# Work request A:
Reproduce the passage of the review of "Around a Small Mountain" that opens with the words containing "around a small mountain x650By" and closes with "round a molehill.".
# Work request B:
Name every city mentioned in the review of "Around a Small Mountain".
# Work request C:
Pick up the review of "Around a Small Mountain" after its final sentence and write what comes next.

VENICE FILM REVIEW: ‘Around a Small Mountain’

around a small mountain x650By Ray Bennett

VENICE – Jacques Rivette’s “Around a Small Mountain” (36 vues du Pic Saint Loup) is a fable about chance encounters and lost love set against a small traveling circus in France but it feels more like the characters are going round a molehill.

With no chemistry between leads Jane Birkin and Sergio Castellito (pictured), a distinct lack of dramatic tension and a ring with three lame acts but no lions or trapeze, this is a circus that won’t travel very far. Box office prospects appear slim even on home territory.

Castellito plays a well-appointed Italian named Vittorio about whom little is learned except that he drives a smart sports car and says he’s on the way from Milan to Barcelona. In the French countryside, he happens upon Kate (Birkin), whose four-wheeler has broken down.

Vittorio fixes the car in no time, and Kate invites him to come to see her circus, which has set up at a nearby town. There, Vittorio is the only one in a paltry audience to laugh at a trio of clowns who perform an act that involves smashing plates.

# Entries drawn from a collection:
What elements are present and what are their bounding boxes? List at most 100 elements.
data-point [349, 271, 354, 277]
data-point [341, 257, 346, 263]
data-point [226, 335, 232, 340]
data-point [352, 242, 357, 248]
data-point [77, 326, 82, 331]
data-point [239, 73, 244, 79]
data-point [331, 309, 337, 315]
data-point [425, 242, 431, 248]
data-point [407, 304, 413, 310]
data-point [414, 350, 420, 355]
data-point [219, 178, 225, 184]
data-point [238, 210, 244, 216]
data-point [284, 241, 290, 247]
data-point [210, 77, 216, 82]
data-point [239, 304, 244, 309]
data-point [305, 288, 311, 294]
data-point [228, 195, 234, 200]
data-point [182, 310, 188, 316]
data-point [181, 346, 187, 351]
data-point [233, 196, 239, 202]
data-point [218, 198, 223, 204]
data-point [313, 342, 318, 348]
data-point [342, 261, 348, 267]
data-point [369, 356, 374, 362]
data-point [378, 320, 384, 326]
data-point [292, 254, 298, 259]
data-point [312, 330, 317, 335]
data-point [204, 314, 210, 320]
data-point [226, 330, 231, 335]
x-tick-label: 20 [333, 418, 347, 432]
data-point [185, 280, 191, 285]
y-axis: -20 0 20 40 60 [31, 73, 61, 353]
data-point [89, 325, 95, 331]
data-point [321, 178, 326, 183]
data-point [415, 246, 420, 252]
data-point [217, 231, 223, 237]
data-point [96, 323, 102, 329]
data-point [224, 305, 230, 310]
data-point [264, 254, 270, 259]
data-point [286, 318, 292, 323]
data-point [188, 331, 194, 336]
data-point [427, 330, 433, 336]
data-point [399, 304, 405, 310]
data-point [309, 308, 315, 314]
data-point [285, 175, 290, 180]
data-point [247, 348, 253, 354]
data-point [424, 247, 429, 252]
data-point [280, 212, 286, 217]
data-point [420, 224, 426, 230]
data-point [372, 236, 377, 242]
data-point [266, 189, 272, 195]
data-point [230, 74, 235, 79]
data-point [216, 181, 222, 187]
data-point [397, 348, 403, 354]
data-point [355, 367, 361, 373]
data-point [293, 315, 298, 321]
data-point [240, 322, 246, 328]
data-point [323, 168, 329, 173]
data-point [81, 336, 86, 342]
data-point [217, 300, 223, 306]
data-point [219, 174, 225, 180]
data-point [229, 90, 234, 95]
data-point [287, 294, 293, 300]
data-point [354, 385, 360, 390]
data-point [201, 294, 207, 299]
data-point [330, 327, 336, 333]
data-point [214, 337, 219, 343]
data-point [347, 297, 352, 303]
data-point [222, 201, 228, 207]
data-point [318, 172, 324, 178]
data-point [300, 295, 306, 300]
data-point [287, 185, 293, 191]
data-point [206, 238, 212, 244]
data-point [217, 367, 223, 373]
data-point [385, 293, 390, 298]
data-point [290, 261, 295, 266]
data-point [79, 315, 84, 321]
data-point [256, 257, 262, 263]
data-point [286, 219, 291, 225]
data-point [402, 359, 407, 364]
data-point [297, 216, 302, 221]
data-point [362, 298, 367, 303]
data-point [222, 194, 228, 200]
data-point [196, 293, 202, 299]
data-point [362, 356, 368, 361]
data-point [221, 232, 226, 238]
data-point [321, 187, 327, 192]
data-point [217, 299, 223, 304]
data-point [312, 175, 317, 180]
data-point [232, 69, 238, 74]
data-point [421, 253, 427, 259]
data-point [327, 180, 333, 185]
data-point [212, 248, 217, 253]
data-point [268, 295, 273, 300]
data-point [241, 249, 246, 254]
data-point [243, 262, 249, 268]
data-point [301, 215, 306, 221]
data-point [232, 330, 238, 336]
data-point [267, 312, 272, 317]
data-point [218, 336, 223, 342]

# Task response A:
around a small mountain x650By Ray Bennett

VENICE – Jacques Rivette’s “Around a Small Mountain” (36 vues du Pic Saint Loup) is a fable about chance encounters and lost love set against a small traveling circus in France but it feels more like the characters are going round a molehill.

# Task response B:
Venice, Milan, Barcelona

# Task response C:
Afterwards, the top clown, Alexandre (Andre Marcon), asks him why he laughed. It’s a good question. Vittorio offers some suggestions and the next night he sees that Alexander has expanded the act although to no greater comic effect.

Still, Kate has piqued his interest and he sticks around gradually meeting the others in the show including Kate’s niece Clemence (Julie-Marie Parmentier), who tells him that her aunt has only recently rejoined the circus after leaving 15 years earlier due to the death of her lover.

Vittorio and Kate dance around each other as the Italian becomes an ad hoc member of the troupe but any sparks between them are left in the sawdust. Castellito tries hard to get into the spirit of things but when he ends up joining the clowns, their act remains stiff and unconvincing.

Birkin’s acting is a puzzle since her physical expressions often appear at odds with the words she’s speaking as if the language were foreign to her. The story is really about her character’s redemption but she’s required to deliver two tearful soliloquies, one in the empty circus tent and the other at a graveyard, and they both fall flat.

Sadly, too, the circus acts involve merely tumbling and juggling, and what is supposed to be a climactic scene involving a dangerous bullwhip has no crack at all.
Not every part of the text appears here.